Stored items:
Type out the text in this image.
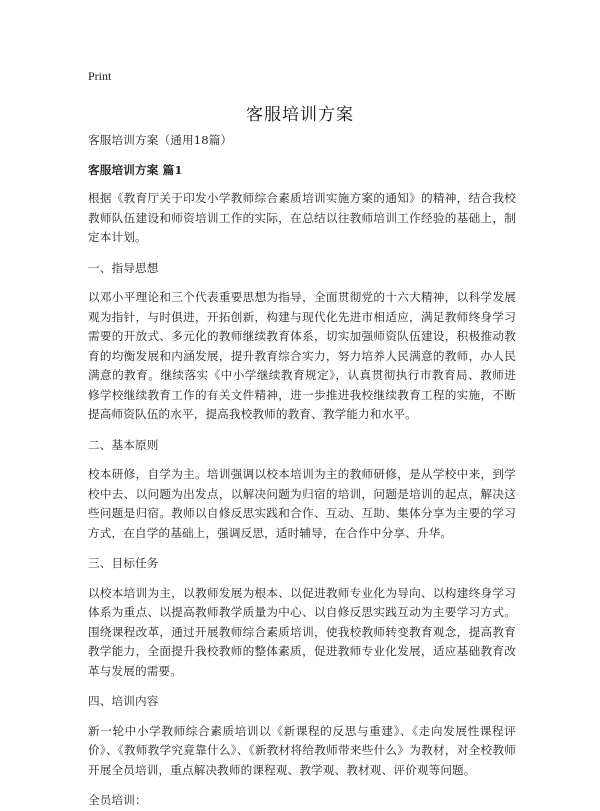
Print
客服培训方案

客服培训方案（通用18篇）

客服培训方案 篇1

根据《教育厅关于印发小学教师综合素质培训实施方案的通知》的精神，结合我校教师队伍建设和师资培训工作的实际，在总结以往教师培训工作经验的基础上，制定本计划。

一、指导思想

以邓小平理论和三个代表重要思想为指导，全面贯彻党的十六大精神，以科学发展观为指针，与时俱进，开拓创新，构建与现代化先进市相适应，满足教师终身学习需要的开放式、多元化的教师继续教育体系，切实加强师资队伍建设，积极推动教育的均衡发展和内涵发展，提升教育综合实力，努力培养人民满意的教师，办人民满意的教育。继续落实《中小学继续教育规定》，认真贯彻执行市教育局、教师进修学校继续教育工作的有关文件精神，进一步推进我校继续教育工程的实施，不断提高师资队伍的水平，提高我校教师的教育、教学能力和水平。

二、基本原则

校本研修，自学为主。培训强调以校本培训为主的教师研修，是从学校中来，到学校中去、以问题为出发点，以解决问题为归宿的培训，问题是培训的起点，解决这些问题是归宿。教师以自修反思实践和合作、互动、互助、集体分享为主要的学习方式，在自学的基础上，强调反思，适时辅导，在合作中分享、升华。

三、目标任务

以校本培训为主，以教师发展为根本、以促进教师专业化为导向、以构建终身学习体系为重点、以提高教师教学质量为中心、以自修反思实践互动为主要学习方式。围绕课程改革，通过开展教师综合素质培训，使我校教师转变教育观念，提高教育教学能力，全面提升我校教师的整体素质，促进教师专业化发展，适应基础教育改革与发展的需要。

四、培训内容

新一轮中小学教师综合素质培训以《新课程的反思与重建》、《走向发展性课程评价》、《教师教学究竟靠什么》、《新教材将给教师带来些什么》为教材，对全校教师开展全员培训，重点解决教师的课程观、教学观、教材观、评价观等问题。

全员培训：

### Aim:
Retype all the records shown above, character for character. Omit every picture.

### Output below:
Type out the text in this image.
Print
客服培训方案

客服培训方案（通用18篇）

客服培训方案 篇1

根据《教育厅关于印发小学教师综合素质培训实施方案的通知》的精神，结合我校教师队伍建设和师资培训工作的实际，在总结以往教师培训工作经验的基础上，制定本计划。

一、指导思想

以邓小平理论和三个代表重要思想为指导，全面贯彻党的十六大精神，以科学发展观为指针，与时俱进，开拓创新，构建与现代化先进市相适应，满足教师终身学习需要的开放式、多元化的教师继续教育体系，切实加强师资队伍建设，积极推动教育的均衡发展和内涵发展，提升教育综合实力，努力培养人民满意的教师，办人民满意的教育。继续落实《中小学继续教育规定》，认真贯彻执行市教育局、教师进修学校继续教育工作的有关文件精神，进一步推进我校继续教育工程的实施，不断提高师资队伍的水平，提高我校教师的教育、教学能力和水平。

二、基本原则

校本研修，自学为主。培训强调以校本培训为主的教师研修，是从学校中来，到学校中去、以问题为出发点，以解决问题为归宿的培训，问题是培训的起点，解决这些问题是归宿。教师以自修反思实践和合作、互动、互助、集体分享为主要的学习方式，在自学的基础上，强调反思，适时辅导，在合作中分享、升华。

三、目标任务

以校本培训为主，以教师发展为根本、以促进教师专业化为导向、以构建终身学习体系为重点、以提高教师教学质量为中心、以自修反思实践互动为主要学习方式。围绕课程改革，通过开展教师综合素质培训，使我校教师转变教育观念，提高教育教学能力，全面提升我校教师的整体素质，促进教师专业化发展，适应基础教育改革与发展的需要。

四、培训内容

新一轮中小学教师综合素质培训以《新课程的反思与重建》、《走向发展性课程评价》、《教师教学究竟靠什么》、《新教材将给教师带来些什么》为教材，对全校教师开展全员培训，重点解决教师的课程观、教学观、教材观、评价观等问题。

全员培训：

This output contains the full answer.